__Extrait du texte__
◆ ◆ ◆ ◆

# Creer Une Page Web Avec Mon Mac



## forummac (8 Décembre 2004)

JE SUIS TOUT NOUVEAU CHEZ MAC, et j'aimerais creer une page web, alors j'ai réussit à aller sur FINDER, ensuite SITE, ensuite j'ai bien trouvé l'index, sur cet index on me dis que je peux le modifier mais je ne sais pas comment, et comment le publier par la suite. en gros qu'es ce qui remplace FRONTPAGE et comment puis faire merci.   un plus que débutant.


----------



## JPTK (8 Décembre 2004)

forummac a dit:
			
		

> JE SUIS TOUT NOUVEAU CHEZ MAC, et j'aimerais creer une page web, alors j'ai réussit à aller sur FINDER, ensuite SITE, ensuite j'ai bien trouvé l'index, sur cet index on me dis que je peux le modifier mais je ne sais pas comment, et comment le publier par la suite. en gros qu'es ce qui remplace FRONTPAGE et comment puis faire merci.   un plus que débutant.



Salut. 

Ouah y a du boulot là     
Déjà, FRONTPAGE existe sur mac, alors si toi tu le trouves bien, tu peux toujours te le procurer.

Sinon j'ai rien compris à ton histoire, pourrais-tu être un peu plus explicite ? 

Pour publier une page, tu peux utiliser un ptit logiciel comme Rbrowser lite, il te permet de te connecter à ton espace web (si tu en as un) et d'y envoyer tes pages html et tes fichiers.


----------



## Niconemo (8 Décembre 2004)

Alors bienvenue chez Mac !
Je te conseille pour commencer d'aller faire un tour dans la partie "Développement Web" des forums et aussi dans le sujet l"La logitèque d'un switcher" (un switcher c'est quelqu'un qui passe du PC au Mac).

◆ ◆ ◆ ◆

__Annotations de mise en page des images__
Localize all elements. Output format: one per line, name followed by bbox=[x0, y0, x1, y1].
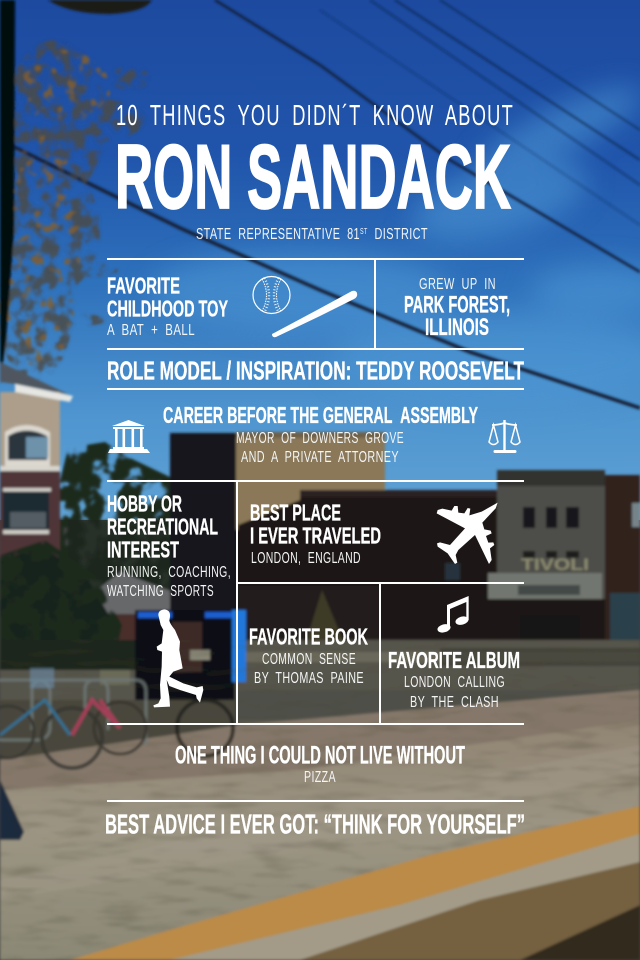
panel: hobby or recreational interest: HOBBY OR bbox=[107, 490, 182, 516]
icon: music notes bbox=[437, 596, 469, 634]
panel: grew up in: PARK FOREST, bbox=[404, 292, 510, 318]
panel: career: AND A PRIVATE ATTORNEY bbox=[241, 449, 399, 466]
panel: one thing I could not live without bbox=[175, 742, 465, 786]
near tree bbox=[0, 546, 115, 690]
yellow tactile strip bbox=[70, 806, 640, 960]
panel divider lines bbox=[107, 258, 524, 802]
background photo: street scene with sky and buildings: TIVOLI bbox=[521, 555, 589, 574]
panel: hobby or recreational interest bbox=[107, 490, 231, 707]
panel: favorite album: LONDON CALLING bbox=[404, 674, 505, 691]
distant trees bbox=[58, 442, 172, 650]
panel: best place traveled: LONDON, ENGLAND bbox=[251, 550, 361, 567]
pole and lamp bbox=[0, 0, 15, 385]
icon: runner silhouette bbox=[153, 609, 203, 707]
icon: scales of justice bbox=[489, 420, 520, 452]
panel: hobby or recreational interest: INTEREST bbox=[107, 536, 179, 562]
left building bbox=[0, 362, 70, 395]
panel: favorite book: COMMON SENSE bbox=[262, 651, 356, 668]
panel: best place traveled bbox=[250, 500, 498, 567]
panel: favorite book: FAVORITE BOOK bbox=[249, 624, 368, 650]
panel: hobby or recreational interest: WATCHING SPORTS bbox=[107, 583, 214, 600]
panel: favorite book: BY THOMAS PAINE bbox=[254, 670, 364, 687]
panel: one thing I could not live without: PIZZA bbox=[304, 769, 336, 786]
panel: favorite book bbox=[249, 624, 368, 687]
foliage bbox=[0, 40, 150, 380]
subtitle: STATE REPRESENTATIVE 81 bbox=[196, 226, 437, 243]
icon: government building bbox=[108, 420, 150, 453]
panel: favorite childhood toy bbox=[107, 272, 357, 339]
panel: career: MAYOR OF DOWNERS GROVE bbox=[236, 430, 404, 447]
bus stop bbox=[135, 610, 235, 715]
ground bbox=[0, 700, 640, 960]
subtitle: DISTRICT bbox=[368, 226, 428, 243]
pedestrian leg bbox=[0, 780, 24, 840]
brick and dark buildings bbox=[170, 433, 242, 653]
street band bbox=[0, 640, 640, 740]
panel: grew up in: ILLINOIS bbox=[425, 314, 489, 341]
panel: grew up in: GREW UP IN bbox=[419, 276, 496, 293]
panel: hobby or recreational interest: RECREATIONAL bbox=[107, 514, 218, 540]
bike racks and bicycles bbox=[0, 680, 233, 768]
panel: favorite childhood toy: FAVORITE bbox=[107, 272, 180, 298]
panel: favorite album: BY THE CLASH bbox=[410, 694, 499, 711]
panel: favorite childhood toy: A BAT + BALL bbox=[107, 322, 195, 339]
panel: career bbox=[108, 402, 520, 466]
panel: favorite album: FAVORITE ALBUM bbox=[388, 647, 520, 673]
wires bbox=[10, 0, 640, 408]
panel: hobby or recreational interest: RUNNING, COACHING, bbox=[107, 564, 231, 581]
panel: best place traveled: BEST PLACE bbox=[250, 500, 341, 526]
icon: airplane bbox=[437, 503, 498, 564]
curb bbox=[170, 834, 640, 960]
title block bbox=[115, 100, 514, 243]
subtitle: ST bbox=[360, 227, 368, 236]
panel: grew up in bbox=[404, 276, 510, 341]
panel: best place traveled: I EVER TRAVELED bbox=[250, 522, 381, 548]
panel: favorite album bbox=[388, 596, 520, 711]
roof behind runner bbox=[78, 572, 210, 614]
icon: baseball bbox=[253, 276, 290, 314]
icon: bat bbox=[272, 291, 357, 337]
panel: favorite childhood toy: CHILDHOOD TOY bbox=[107, 296, 228, 322]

◆ ◆ ◆ ◆

__Travail à faire__
1) Dans la discussion sur la création d'une page web avec un Mac, relevez tous les pseudonymes des participants qui ont posté un message.
2) Prolongez la discussion sur la création d'une page web avec un Mac en rédigeant la suite qui vient après la dernière phrase du message de Niconemo.

__Réponses aux exercices__
1) forummac, JPTK, Niconemo

2)
Pour résumer, si tu te sens d'attaque, le moins cher (gratuit) et le mieux à l'arrivée, c'est d'apprendre à "coder" le HTML (le langage du Web) directement en mode texte.

Sinon tu trouvera quelques logiciels sympas en cherchant un peu (et au bon endroit  )dans ces forums.

à+


----------



## Niconemo (8 Décembre 2004)

jaipatoukompri a dit:
			
		

> Sinon j'ai rien compris à ton histoire, pourrais-tu être un peu plus explicite ?


Je pense qu'il fait référence à l'Index par défaut qui se trouve à la racine du dossier Sites. Cette page n'est en fait utile à modifier que si on transforme son Mac en serveur. mais pour commencer, forummac, il vaut bien mieux se trouver un hébergeur.


----------



## forummac (8 Décembre 2004)

j'ouvre FINDER, je clique sur SITES, ensuite un INDEX.HTML s'affiche. comment puis je intervenir sur cet index?   merci


----------



## McFlan (8 Décembre 2004)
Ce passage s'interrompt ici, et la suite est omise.